* START *

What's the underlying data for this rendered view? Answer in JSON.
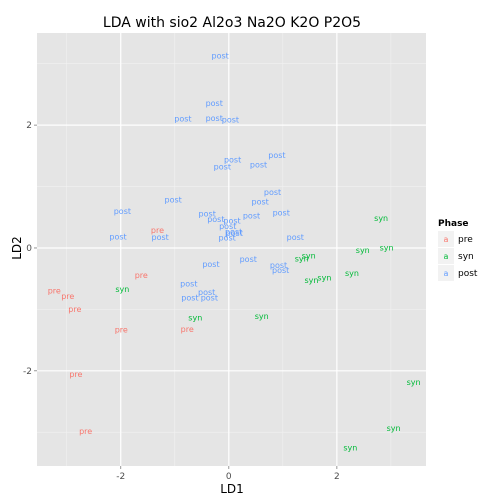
{
  "chart_data": {
    "type": "scatter",
    "title": "LDA with sio2 Al2o3 Na2O K2O P2O5",
    "xlabel": "LD1",
    "ylabel": "LD2",
    "xlim": [
      -3.55,
      3.65
    ],
    "ylim": [
      -3.55,
      3.5
    ],
    "xticks": [
      -2,
      0,
      2
    ],
    "yticks": [
      -2,
      0,
      2
    ],
    "grid": true,
    "legend": {
      "title": "Phase",
      "placement": "right",
      "glyph": "a",
      "items": [
        {
          "name": "pre",
          "color": "#f8766d"
        },
        {
          "name": "syn",
          "color": "#00ba38"
        },
        {
          "name": "post",
          "color": "#619cff"
        }
      ]
    },
    "series": [
      {
        "name": "pre",
        "color": "#f8766d",
        "points": [
          {
            "x": -1.32,
            "y": 0.29
          },
          {
            "x": -1.62,
            "y": -0.44
          },
          {
            "x": -3.23,
            "y": -0.69
          },
          {
            "x": -2.98,
            "y": -0.78
          },
          {
            "x": -2.85,
            "y": -0.99
          },
          {
            "x": -1.99,
            "y": -1.33
          },
          {
            "x": -0.77,
            "y": -1.32
          },
          {
            "x": -2.83,
            "y": -2.05
          },
          {
            "x": -2.65,
            "y": -2.98
          }
        ]
      },
      {
        "name": "syn",
        "color": "#00ba38",
        "points": [
          {
            "x": 2.82,
            "y": 0.49
          },
          {
            "x": 2.92,
            "y": 0.01
          },
          {
            "x": 2.48,
            "y": -0.03
          },
          {
            "x": 1.48,
            "y": -0.12
          },
          {
            "x": 1.35,
            "y": -0.17
          },
          {
            "x": 2.28,
            "y": -0.41
          },
          {
            "x": 1.77,
            "y": -0.48
          },
          {
            "x": 1.53,
            "y": -0.52
          },
          {
            "x": -1.97,
            "y": -0.67
          },
          {
            "x": -0.62,
            "y": -1.13
          },
          {
            "x": 0.61,
            "y": -1.11
          },
          {
            "x": 3.42,
            "y": -2.18
          },
          {
            "x": 3.05,
            "y": -2.93
          },
          {
            "x": 2.25,
            "y": -3.25
          }
        ]
      },
      {
        "name": "post",
        "color": "#619cff",
        "points": [
          {
            "x": -0.16,
            "y": 3.13
          },
          {
            "x": -0.27,
            "y": 2.36
          },
          {
            "x": -0.85,
            "y": 2.11
          },
          {
            "x": -0.27,
            "y": 2.12
          },
          {
            "x": 0.03,
            "y": 2.09
          },
          {
            "x": 0.89,
            "y": 1.51
          },
          {
            "x": 0.07,
            "y": 1.44
          },
          {
            "x": 0.55,
            "y": 1.36
          },
          {
            "x": -0.12,
            "y": 1.33
          },
          {
            "x": 0.81,
            "y": 0.91
          },
          {
            "x": -1.03,
            "y": 0.79
          },
          {
            "x": 0.58,
            "y": 0.76
          },
          {
            "x": -1.97,
            "y": 0.6
          },
          {
            "x": -0.4,
            "y": 0.56
          },
          {
            "x": 0.97,
            "y": 0.58
          },
          {
            "x": -0.24,
            "y": 0.47
          },
          {
            "x": 0.06,
            "y": 0.45
          },
          {
            "x": 0.42,
            "y": 0.53
          },
          {
            "x": -0.02,
            "y": 0.36
          },
          {
            "x": 0.09,
            "y": 0.27
          },
          {
            "x": 0.1,
            "y": 0.24
          },
          {
            "x": -2.05,
            "y": 0.19
          },
          {
            "x": -1.27,
            "y": 0.18
          },
          {
            "x": -0.03,
            "y": 0.17
          },
          {
            "x": 1.23,
            "y": 0.18
          },
          {
            "x": 0.36,
            "y": -0.18
          },
          {
            "x": -0.33,
            "y": -0.26
          },
          {
            "x": 0.92,
            "y": -0.28
          },
          {
            "x": 0.96,
            "y": -0.36
          },
          {
            "x": -0.74,
            "y": -0.58
          },
          {
            "x": -0.41,
            "y": -0.72
          },
          {
            "x": -0.72,
            "y": -0.81
          },
          {
            "x": -0.36,
            "y": -0.81
          }
        ]
      }
    ]
  }
}
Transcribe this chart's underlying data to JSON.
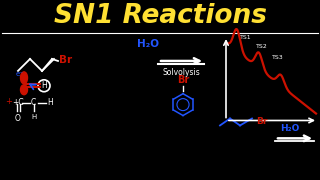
{
  "title": "SN1 Reactions",
  "title_color": "#FFE033",
  "bg_color": "#000000",
  "white": "#FFFFFF",
  "red": "#CC1100",
  "blue": "#2255FF",
  "dark_blue": "#1133CC",
  "text_solvolysis": "Solvolysis",
  "ts_labels": [
    "TS1",
    "TS2",
    "TS3"
  ]
}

* END *

• [REQUIREMENT]
Your task is to give again, unchanged, the lines from the line that contains "Transcribe this chart's" to the end of the records. Include both end lines but no pictures.

• [OUTPUT OF THE TASK]
Transcribe this chart's underlying data to JSON.
{
  "title": "SN1 Reactions",
  "title_color": "#FFE033",
  "bg_color": "#000000",
  "white": "#FFFFFF",
  "red": "#CC1100",
  "blue": "#2255FF",
  "dark_blue": "#1133CC",
  "text_solvolysis": "Solvolysis",
  "ts_labels": [
    "TS1",
    "TS2",
    "TS3"
  ]
}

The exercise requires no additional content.